> [Stored data entries]:
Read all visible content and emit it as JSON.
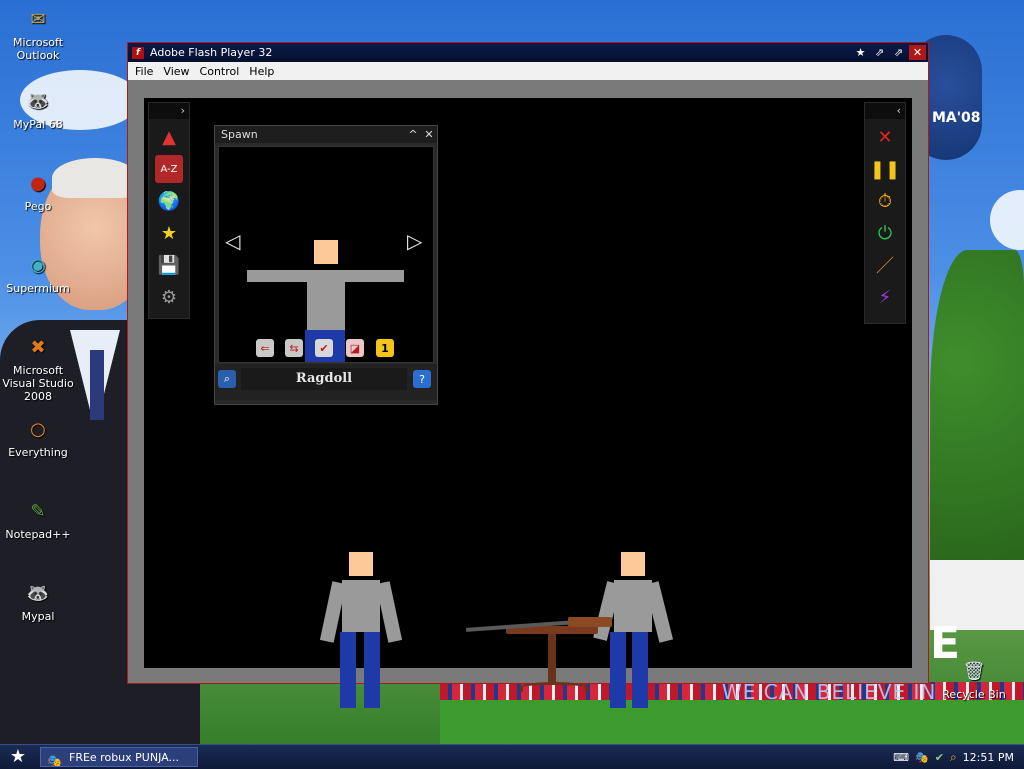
{
  "desktop": {
    "icons": [
      {
        "label": "Microsoft Outlook",
        "glyph": "✉",
        "color": "#c9a22a"
      },
      {
        "label": "MyPal 68",
        "glyph": "🦝",
        "color": "#6b4a2a"
      },
      {
        "label": "Pego",
        "glyph": "●",
        "color": "#c4250f"
      },
      {
        "label": "Supermium",
        "glyph": "◉",
        "color": "#3fb3c6"
      },
      {
        "label": "Microsoft Visual Studio 2008",
        "glyph": "✖",
        "color": "#e07a1a"
      },
      {
        "label": "Everything",
        "glyph": "○",
        "color": "#f08a18"
      },
      {
        "label": "Notepad++",
        "glyph": "✎",
        "color": "#5fa63a"
      },
      {
        "label": "Mypal",
        "glyph": "🦝",
        "color": "#6b4a2a"
      }
    ],
    "recycle_bin": {
      "label": "Recycle Bin",
      "glyph": "🗑"
    },
    "wallpaper_text": {
      "obama": "MA'08",
      "slogan": "WE CAN BELIEVE IN",
      "big_letter": "E"
    }
  },
  "window": {
    "title": "Adobe Flash Player 32",
    "menu": [
      "File",
      "View",
      "Control",
      "Help"
    ],
    "title_buttons": [
      "★",
      "⇗",
      "⇗",
      "✕"
    ]
  },
  "left_toolbar": {
    "collapse": "›",
    "items": [
      {
        "name": "shapes",
        "glyph": "▲",
        "color": "#e03333"
      },
      {
        "name": "a-z",
        "glyph": "A-Z",
        "color": "#c73030"
      },
      {
        "name": "world",
        "glyph": "🌍",
        "color": "#2a9b3a"
      },
      {
        "name": "favorites",
        "glyph": "★",
        "color": "#f5d020"
      },
      {
        "name": "save",
        "glyph": "💾",
        "color": "#4a7ad0"
      },
      {
        "name": "settings",
        "glyph": "⚙",
        "color": "#9a9a9a"
      }
    ]
  },
  "right_toolbar": {
    "collapse": "‹",
    "items": [
      {
        "name": "delete",
        "glyph": "✕",
        "color": "#e02424"
      },
      {
        "name": "pause",
        "glyph": "❚❚",
        "color": "#f3c51a"
      },
      {
        "name": "timer",
        "glyph": "⏱",
        "color": "#f3a51a"
      },
      {
        "name": "power",
        "glyph": "⏻",
        "color": "#2ec24a"
      },
      {
        "name": "knife",
        "glyph": "／",
        "color": "#d88a3a"
      },
      {
        "name": "lightning",
        "glyph": "⚡",
        "color": "#9a3ad8"
      }
    ]
  },
  "spawn_panel": {
    "title": "Spawn",
    "minimize": "^",
    "close": "✕",
    "prev": "◁",
    "next": "▷",
    "item_name": "Ragdoll",
    "option_badge": "1"
  },
  "taskbar": {
    "start_glyph": "★",
    "task_label": "FREe robux PUNJA...",
    "clock": "12:51 PM"
  }
}
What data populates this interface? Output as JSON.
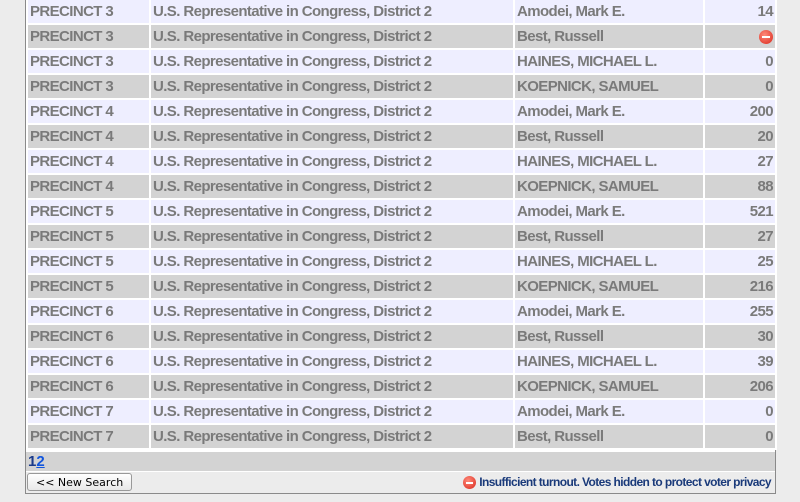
{
  "rows": [
    {
      "precinct": "PRECINCT 3",
      "contest": "U.S. Representative in Congress, District 2",
      "candidate": "Amodei, Mark E.",
      "votes": "14"
    },
    {
      "precinct": "PRECINCT 3",
      "contest": "U.S. Representative in Congress, District 2",
      "candidate": "Best, Russell",
      "votes": null,
      "hidden": true
    },
    {
      "precinct": "PRECINCT 3",
      "contest": "U.S. Representative in Congress, District 2",
      "candidate": "HAINES, MICHAEL L.",
      "votes": "0"
    },
    {
      "precinct": "PRECINCT 3",
      "contest": "U.S. Representative in Congress, District 2",
      "candidate": "KOEPNICK, SAMUEL",
      "votes": "0"
    },
    {
      "precinct": "PRECINCT 4",
      "contest": "U.S. Representative in Congress, District 2",
      "candidate": "Amodei, Mark E.",
      "votes": "200"
    },
    {
      "precinct": "PRECINCT 4",
      "contest": "U.S. Representative in Congress, District 2",
      "candidate": "Best, Russell",
      "votes": "20"
    },
    {
      "precinct": "PRECINCT 4",
      "contest": "U.S. Representative in Congress, District 2",
      "candidate": "HAINES, MICHAEL L.",
      "votes": "27"
    },
    {
      "precinct": "PRECINCT 4",
      "contest": "U.S. Representative in Congress, District 2",
      "candidate": "KOEPNICK, SAMUEL",
      "votes": "88"
    },
    {
      "precinct": "PRECINCT 5",
      "contest": "U.S. Representative in Congress, District 2",
      "candidate": "Amodei, Mark E.",
      "votes": "521"
    },
    {
      "precinct": "PRECINCT 5",
      "contest": "U.S. Representative in Congress, District 2",
      "candidate": "Best, Russell",
      "votes": "27"
    },
    {
      "precinct": "PRECINCT 5",
      "contest": "U.S. Representative in Congress, District 2",
      "candidate": "HAINES, MICHAEL L.",
      "votes": "25"
    },
    {
      "precinct": "PRECINCT 5",
      "contest": "U.S. Representative in Congress, District 2",
      "candidate": "KOEPNICK, SAMUEL",
      "votes": "216"
    },
    {
      "precinct": "PRECINCT 6",
      "contest": "U.S. Representative in Congress, District 2",
      "candidate": "Amodei, Mark E.",
      "votes": "255"
    },
    {
      "precinct": "PRECINCT 6",
      "contest": "U.S. Representative in Congress, District 2",
      "candidate": "Best, Russell",
      "votes": "30"
    },
    {
      "precinct": "PRECINCT 6",
      "contest": "U.S. Representative in Congress, District 2",
      "candidate": "HAINES, MICHAEL L.",
      "votes": "39"
    },
    {
      "precinct": "PRECINCT 6",
      "contest": "U.S. Representative in Congress, District 2",
      "candidate": "KOEPNICK, SAMUEL",
      "votes": "206"
    },
    {
      "precinct": "PRECINCT 7",
      "contest": "U.S. Representative in Congress, District 2",
      "candidate": "Amodei, Mark E.",
      "votes": "0"
    },
    {
      "precinct": "PRECINCT 7",
      "contest": "U.S. Representative in Congress, District 2",
      "candidate": "Best, Russell",
      "votes": "0"
    }
  ],
  "pagination": {
    "current": "1",
    "pages": [
      "2"
    ]
  },
  "footer": {
    "new_search_label": "<< New Search",
    "notice": "Insufficient turnout. Votes hidden to protect voter privacy",
    "notice_icon": "no-entry-icon"
  },
  "colors": {
    "row_odd": "#eeeeff",
    "row_even": "#d3d3d3",
    "hidden_icon": "#d9281c",
    "link": "#1155dd"
  }
}
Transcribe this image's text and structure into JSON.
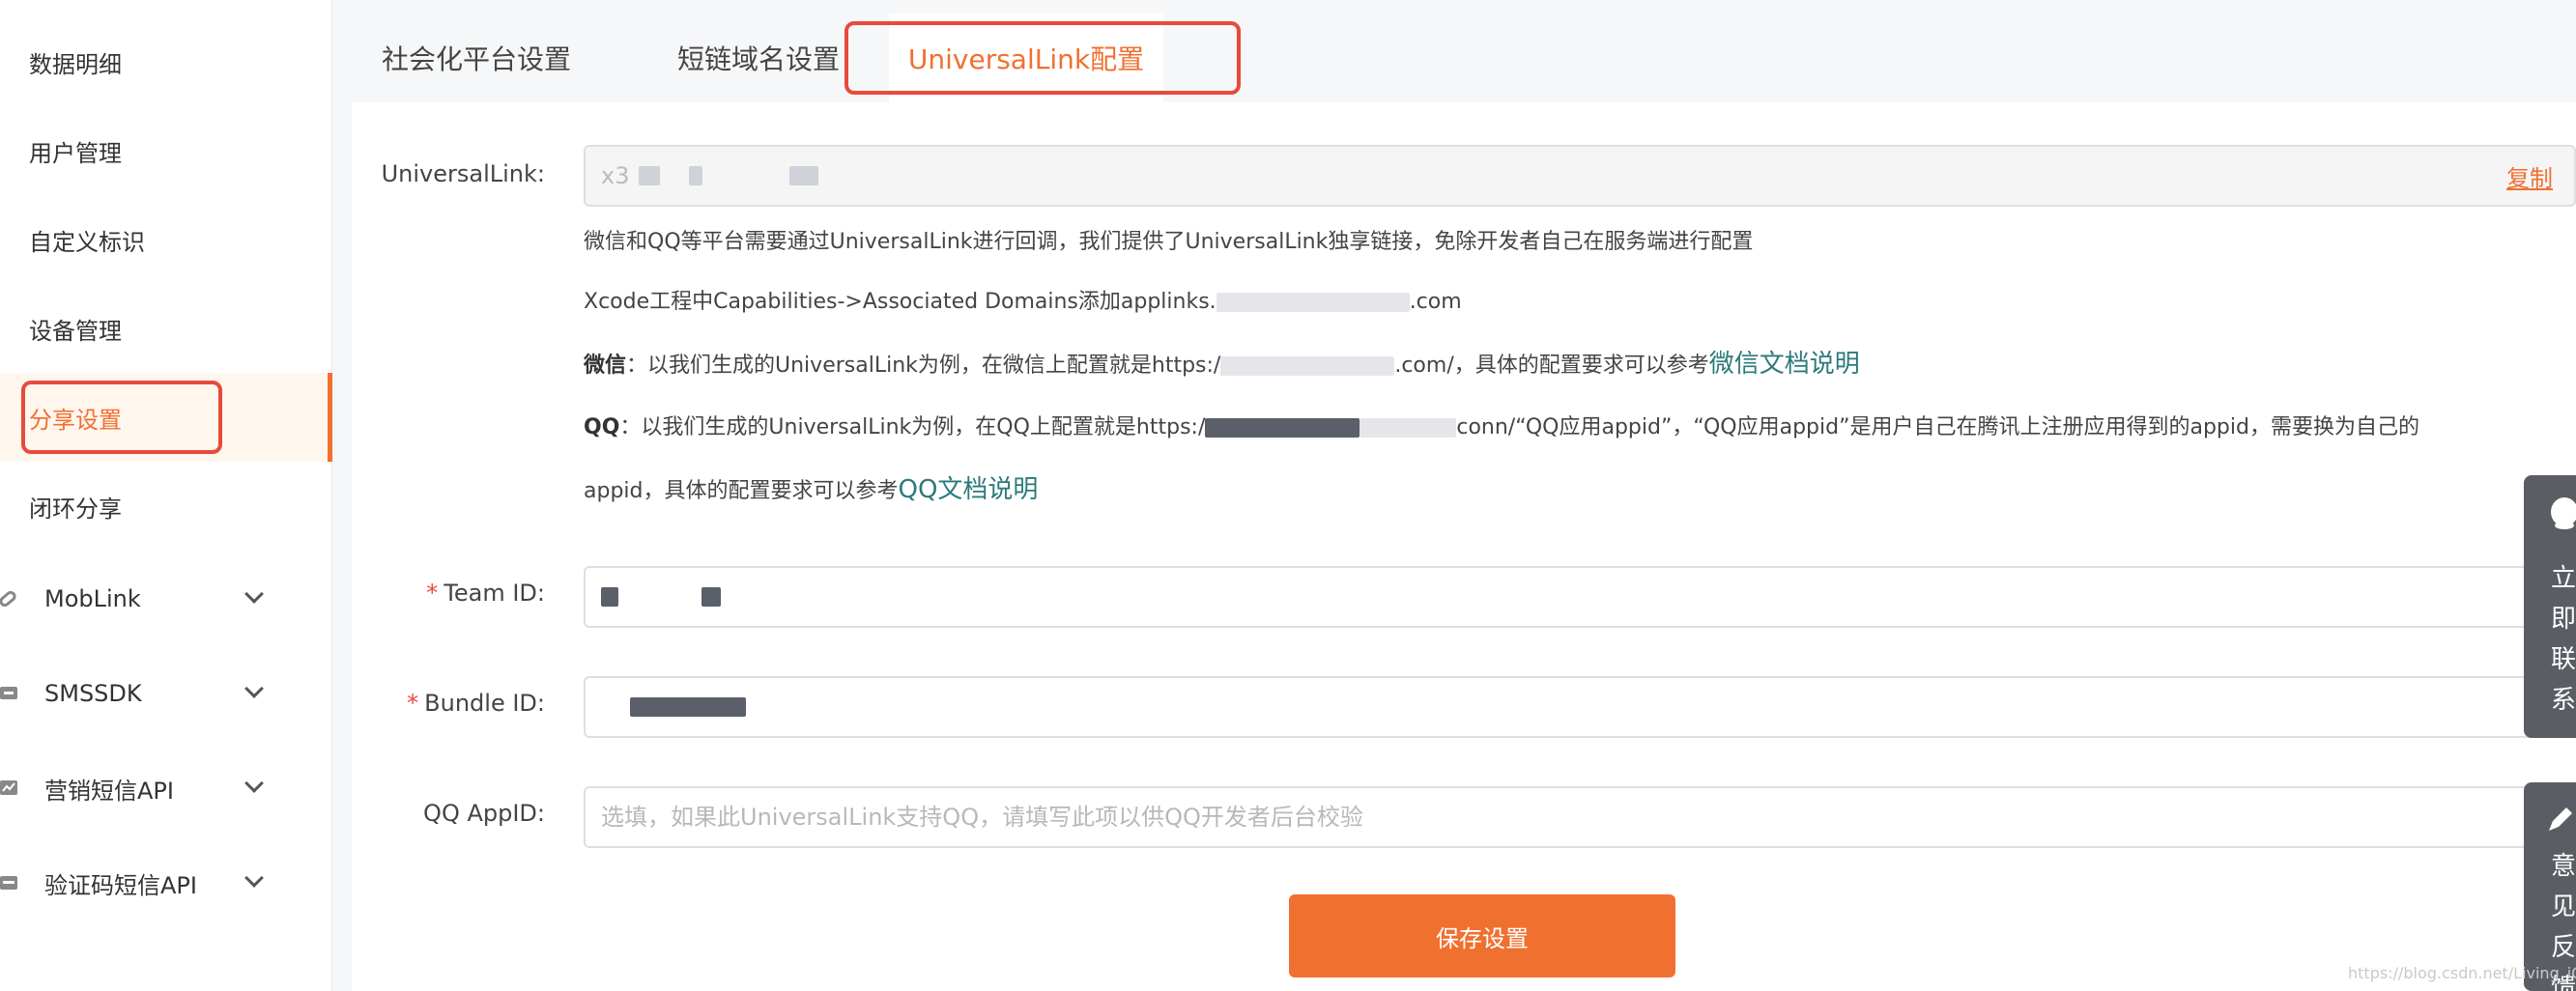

> [Work to complete]: Without the pictures, repeat all the records word for word.

> [Answer]:
Read all visible content and emit it as JSON.
{
  "desktop": {
    "icons": [
      {
        "label": "Microsoft Outlook",
        "glyph": "✉",
        "color": "#c9a22a"
      },
      {
        "label": "MyPal 68",
        "glyph": "🦝",
        "color": "#6b4a2a"
      },
      {
        "label": "Pego",
        "glyph": "●",
        "color": "#c4250f"
      },
      {
        "label": "Supermium",
        "glyph": "◉",
        "color": "#3fb3c6"
      },
      {
        "label": "Microsoft Visual Studio 2008",
        "glyph": "✖",
        "color": "#e07a1a"
      },
      {
        "label": "Everything",
        "glyph": "○",
        "color": "#f08a18"
      },
      {
        "label": "Notepad++",
        "glyph": "✎",
        "color": "#5fa63a"
      },
      {
        "label": "Mypal",
        "glyph": "🦝",
        "color": "#6b4a2a"
      }
    ],
    "recycle_bin": {
      "label": "Recycle Bin",
      "glyph": "🗑"
    },
    "wallpaper_text": {
      "obama": "MA'08",
      "slogan": "WE CAN BELIEVE IN",
      "big_letter": "E"
    }
  },
  "window": {
    "title": "Adobe Flash Player 32",
    "menu": [
      "File",
      "View",
      "Control",
      "Help"
    ],
    "title_buttons": [
      "★",
      "⇗",
      "⇗",
      "✕"
    ]
  },
  "left_toolbar": {
    "collapse": "›",
    "items": [
      {
        "name": "shapes",
        "glyph": "▲",
        "color": "#e03333"
      },
      {
        "name": "a-z",
        "glyph": "A-Z",
        "color": "#c73030"
      },
      {
        "name": "world",
        "glyph": "🌍",
        "color": "#2a9b3a"
      },
      {
        "name": "favorites",
        "glyph": "★",
        "color": "#f5d020"
      },
      {
        "name": "save",
        "glyph": "💾",
        "color": "#4a7ad0"
      },
      {
        "name": "settings",
        "glyph": "⚙",
        "color": "#9a9a9a"
      }
    ]
  },
  "right_toolbar": {
    "collapse": "‹",
    "items": [
      {
        "name": "delete",
        "glyph": "✕",
        "color": "#e02424"
      },
      {
        "name": "pause",
        "glyph": "❚❚",
        "color": "#f3c51a"
      },
      {
        "name": "timer",
        "glyph": "⏱",
        "color": "#f3a51a"
      },
      {
        "name": "power",
        "glyph": "⏻",
        "color": "#2ec24a"
      },
      {
        "name": "knife",
        "glyph": "／",
        "color": "#d88a3a"
      },
      {
        "name": "lightning",
        "glyph": "⚡",
        "color": "#9a3ad8"
      }
    ]
  },
  "spawn_panel": {
    "title": "Spawn",
    "minimize": "^",
    "close": "✕",
    "prev": "◁",
    "next": "▷",
    "item_name": "Ragdoll",
    "option_badge": "1"
  },
  "taskbar": {
    "start_glyph": "★",
    "task_label": "FREe robux PUNJA...",
    "clock": "12:51 PM"
  }
}
What data populates this interface? Output as JSON.
{
  "rows": [
    {
      "precinct": "PRECINCT 3",
      "contest": "U.S. Representative in Congress, District 2",
      "candidate": "Amodei, Mark E.",
      "votes": "14"
    },
    {
      "precinct": "PRECINCT 3",
      "contest": "U.S. Representative in Congress, District 2",
      "candidate": "Best, Russell",
      "votes": null,
      "hidden": true
    },
    {
      "precinct": "PRECINCT 3",
      "contest": "U.S. Representative in Congress, District 2",
      "candidate": "HAINES, MICHAEL L.",
      "votes": "0"
    },
    {
      "precinct": "PRECINCT 3",
      "contest": "U.S. Representative in Congress, District 2",
      "candidate": "KOEPNICK, SAMUEL",
      "votes": "0"
    },
    {
      "precinct": "PRECINCT 4",
      "contest": "U.S. Representative in Congress, District 2",
      "candidate": "Amodei, Mark E.",
      "votes": "200"
    },
    {
      "precinct": "PRECINCT 4",
      "contest": "U.S. Representative in Congress, District 2",
      "candidate": "Best, Russell",
      "votes": "20"
    },
    {
      "precinct": "PRECINCT 4",
      "contest": "U.S. Representative in Congress, District 2",
      "candidate": "HAINES, MICHAEL L.",
      "votes": "27"
    },
    {
      "precinct": "PRECINCT 4",
      "contest": "U.S. Representative in Congress, District 2",
      "candidate": "KOEPNICK, SAMUEL",
      "votes": "88"
    },
    {
      "precinct": "PRECINCT 5",
      "contest": "U.S. Representative in Congress, District 2",
      "candidate": "Amodei, Mark E.",
      "votes": "521"
    },
    {
      "precinct": "PRECINCT 5",
      "contest": "U.S. Representative in Congress, District 2",
      "candidate": "Best, Russell",
      "votes": "27"
    },
    {
      "precinct": "PRECINCT 5",
      "contest": "U.S. Representative in Congress, District 2",
      "candidate": "HAINES, MICHAEL L.",
      "votes": "25"
    },
    {
      "precinct": "PRECINCT 5",
      "contest": "U.S. Representative in Congress, District 2",
      "candidate": "KOEPNICK, SAMUEL",
      "votes": "216"
    },
    {
      "precinct": "PRECINCT 6",
      "contest": "U.S. Representative in Congress, District 2",
      "candidate": "Amodei, Mark E.",
      "votes": "255"
    },
    {
      "precinct": "PRECINCT 6",
      "contest": "U.S. Representative in Congress, District 2",
      "candidate": "Best, Russell",
      "votes": "30"
    },
    {
      "precinct": "PRECINCT 6",
      "contest": "U.S. Representative in Congress, District 2",
      "candidate": "HAINES, MICHAEL L.",
      "votes": "39"
    },
    {
      "precinct": "PRECINCT 6",
      "contest": "U.S. Representative in Congress, District 2",
      "candidate": "KOEPNICK, SAMUEL",
      "votes": "206"
    },
    {
      "precinct": "PRECINCT 7",
      "contest": "U.S. Representative in Congress, District 2",
      "candidate": "Amodei, Mark E.",
      "votes": "0"
    },
    {
      "precinct": "PRECINCT 7",
      "contest": "U.S. Representative in Congress, District 2",
      "candidate": "Best, Russell",
      "votes": "0"
    }
  ],
  "pagination": {
    "current": "1",
    "pages": [
      "2"
    ]
  },
  "footer": {
    "new_search_label": "<< New Search",
    "notice": "Insufficient turnout. Votes hidden to protect voter privacy",
    "notice_icon": "no-entry-icon"
  },
  "colors": {
    "row_odd": "#eeeeff",
    "row_even": "#d3d3d3",
    "hidden_icon": "#d9281c",
    "link": "#1155dd"
  }
}
Transcribe this image's text and structure into JSON.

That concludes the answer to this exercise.